Start of ITEMS

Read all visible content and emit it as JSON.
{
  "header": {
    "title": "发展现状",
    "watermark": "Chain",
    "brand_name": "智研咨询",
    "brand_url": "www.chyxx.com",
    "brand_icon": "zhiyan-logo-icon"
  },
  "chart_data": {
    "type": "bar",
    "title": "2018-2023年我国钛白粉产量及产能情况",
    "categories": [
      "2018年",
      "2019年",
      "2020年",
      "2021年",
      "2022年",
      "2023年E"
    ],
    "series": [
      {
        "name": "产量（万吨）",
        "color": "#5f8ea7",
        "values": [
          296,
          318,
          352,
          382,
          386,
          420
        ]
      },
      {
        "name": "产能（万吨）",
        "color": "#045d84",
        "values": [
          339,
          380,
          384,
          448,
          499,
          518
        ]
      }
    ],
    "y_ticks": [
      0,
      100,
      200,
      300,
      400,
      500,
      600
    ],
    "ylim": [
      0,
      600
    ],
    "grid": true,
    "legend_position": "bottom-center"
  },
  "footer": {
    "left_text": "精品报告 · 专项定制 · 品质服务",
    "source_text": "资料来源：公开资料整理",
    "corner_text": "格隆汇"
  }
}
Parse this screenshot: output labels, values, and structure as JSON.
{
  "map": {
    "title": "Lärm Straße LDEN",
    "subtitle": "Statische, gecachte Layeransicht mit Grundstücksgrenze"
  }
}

End of ITEMS

EXERCISE REQUIREMENTS: Output the listing above exactly as it appears.

ANSWER FOR THE TASK:
Read all visible content and emit it as JSON.
{
  "header": {
    "title": "发展现状",
    "watermark": "Chain",
    "brand_name": "智研咨询",
    "brand_url": "www.chyxx.com",
    "brand_icon": "zhiyan-logo-icon"
  },
  "chart_data": {
    "type": "bar",
    "title": "2018-2023年我国钛白粉产量及产能情况",
    "categories": [
      "2018年",
      "2019年",
      "2020年",
      "2021年",
      "2022年",
      "2023年E"
    ],
    "series": [
      {
        "name": "产量（万吨）",
        "color": "#5f8ea7",
        "values": [
          296,
          318,
          352,
          382,
          386,
          420
        ]
      },
      {
        "name": "产能（万吨）",
        "color": "#045d84",
        "values": [
          339,
          380,
          384,
          448,
          499,
          518
        ]
      }
    ],
    "y_ticks": [
      0,
      100,
      200,
      300,
      400,
      500,
      600
    ],
    "ylim": [
      0,
      600
    ],
    "grid": true,
    "legend_position": "bottom-center"
  },
  "footer": {
    "left_text": "精品报告 · 专项定制 · 品质服务",
    "source_text": "资料来源：公开资料整理",
    "corner_text": "格隆汇"
  }
}
Parse this screenshot: output labels, values, and structure as JSON.
{
  "map": {
    "title": "Lärm Straße LDEN",
    "subtitle": "Statische, gecachte Layeransicht mit Grundstücksgrenze"
  }
}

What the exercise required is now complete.